In the records that follow, locate every line with "within" and extract it.
--- begin Extracted material ---
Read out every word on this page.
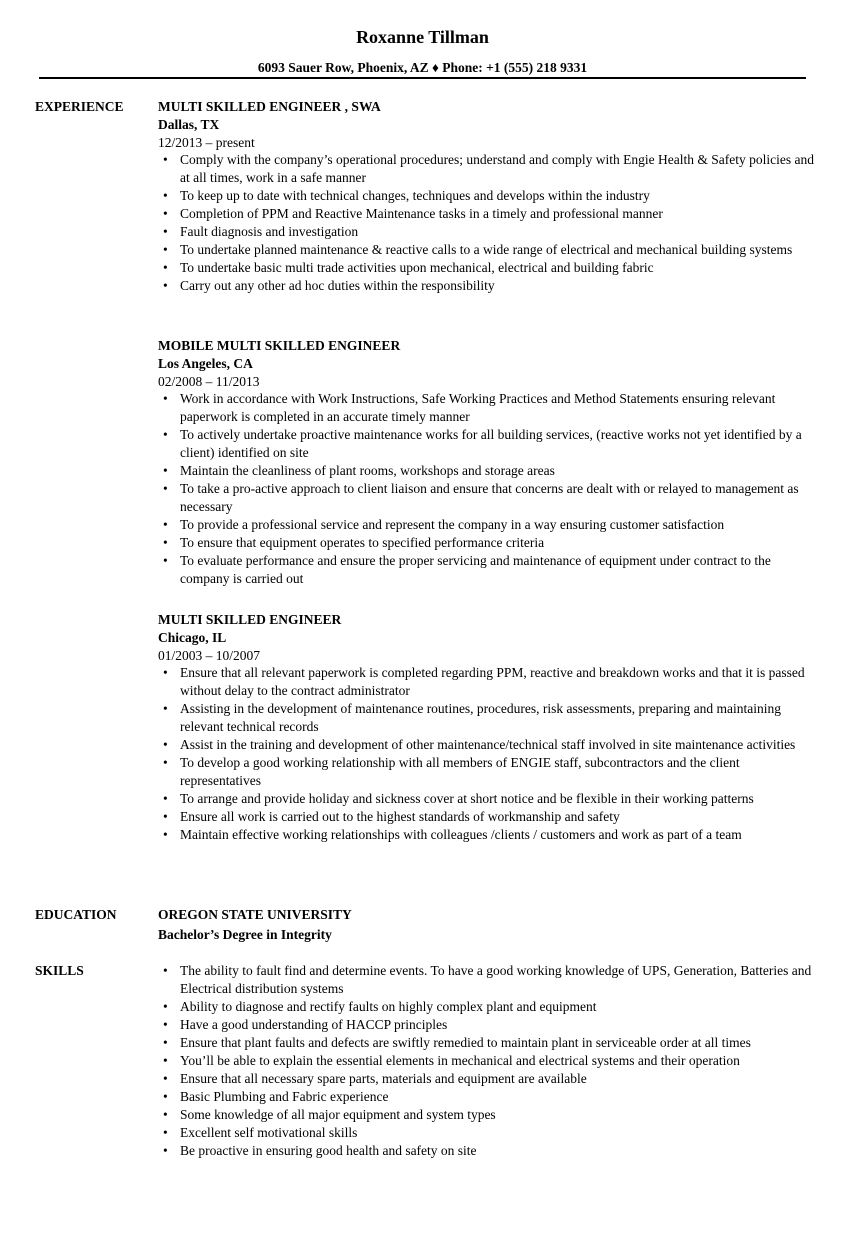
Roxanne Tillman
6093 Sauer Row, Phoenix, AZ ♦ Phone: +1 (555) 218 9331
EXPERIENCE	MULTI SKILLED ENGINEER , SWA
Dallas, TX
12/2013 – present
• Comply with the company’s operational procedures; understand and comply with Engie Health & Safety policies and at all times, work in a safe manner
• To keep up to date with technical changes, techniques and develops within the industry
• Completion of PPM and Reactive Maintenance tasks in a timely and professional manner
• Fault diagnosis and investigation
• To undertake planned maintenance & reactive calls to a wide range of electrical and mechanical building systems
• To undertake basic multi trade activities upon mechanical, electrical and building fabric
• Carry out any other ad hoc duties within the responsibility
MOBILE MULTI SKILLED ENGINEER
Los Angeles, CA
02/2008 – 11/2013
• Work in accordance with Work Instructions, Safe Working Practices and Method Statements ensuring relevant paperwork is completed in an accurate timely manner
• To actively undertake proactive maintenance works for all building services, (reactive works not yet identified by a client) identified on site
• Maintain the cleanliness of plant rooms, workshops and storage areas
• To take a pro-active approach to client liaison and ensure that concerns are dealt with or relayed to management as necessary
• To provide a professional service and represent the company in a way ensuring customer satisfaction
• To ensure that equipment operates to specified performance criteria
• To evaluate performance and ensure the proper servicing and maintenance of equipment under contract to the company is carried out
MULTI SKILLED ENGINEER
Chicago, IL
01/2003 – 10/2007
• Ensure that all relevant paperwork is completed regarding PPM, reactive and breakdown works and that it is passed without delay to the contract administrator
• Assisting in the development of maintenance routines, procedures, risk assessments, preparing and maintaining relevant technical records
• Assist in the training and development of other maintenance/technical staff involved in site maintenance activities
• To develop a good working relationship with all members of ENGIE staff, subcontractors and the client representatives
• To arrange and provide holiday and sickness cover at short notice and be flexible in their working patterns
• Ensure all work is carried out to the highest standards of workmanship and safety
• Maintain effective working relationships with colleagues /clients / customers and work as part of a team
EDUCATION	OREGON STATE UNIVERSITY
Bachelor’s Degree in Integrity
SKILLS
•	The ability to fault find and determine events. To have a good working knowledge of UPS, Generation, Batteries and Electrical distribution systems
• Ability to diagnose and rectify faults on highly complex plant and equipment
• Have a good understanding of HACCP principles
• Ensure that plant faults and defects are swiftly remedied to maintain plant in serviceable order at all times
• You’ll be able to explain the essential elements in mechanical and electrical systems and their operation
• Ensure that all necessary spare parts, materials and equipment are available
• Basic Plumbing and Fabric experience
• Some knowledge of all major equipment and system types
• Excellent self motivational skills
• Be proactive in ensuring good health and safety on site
--- end Extracted material ---
--- begin Extracted material ---
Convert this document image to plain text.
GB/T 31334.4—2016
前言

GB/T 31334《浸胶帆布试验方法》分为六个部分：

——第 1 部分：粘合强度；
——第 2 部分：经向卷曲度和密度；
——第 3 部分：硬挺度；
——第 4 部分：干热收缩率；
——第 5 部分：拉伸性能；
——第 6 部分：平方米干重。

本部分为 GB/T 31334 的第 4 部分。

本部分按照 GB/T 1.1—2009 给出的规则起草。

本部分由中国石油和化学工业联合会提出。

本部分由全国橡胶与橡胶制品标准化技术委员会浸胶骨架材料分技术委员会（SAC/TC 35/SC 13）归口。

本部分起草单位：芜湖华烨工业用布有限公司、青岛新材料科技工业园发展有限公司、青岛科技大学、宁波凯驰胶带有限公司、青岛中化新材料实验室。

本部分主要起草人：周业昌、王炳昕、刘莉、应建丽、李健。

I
--- end Extracted material ---
**Complete output**
• To keep up to date with technical changes, techniques and develops within the industry
• Carry out any other ad hoc duties within the responsibility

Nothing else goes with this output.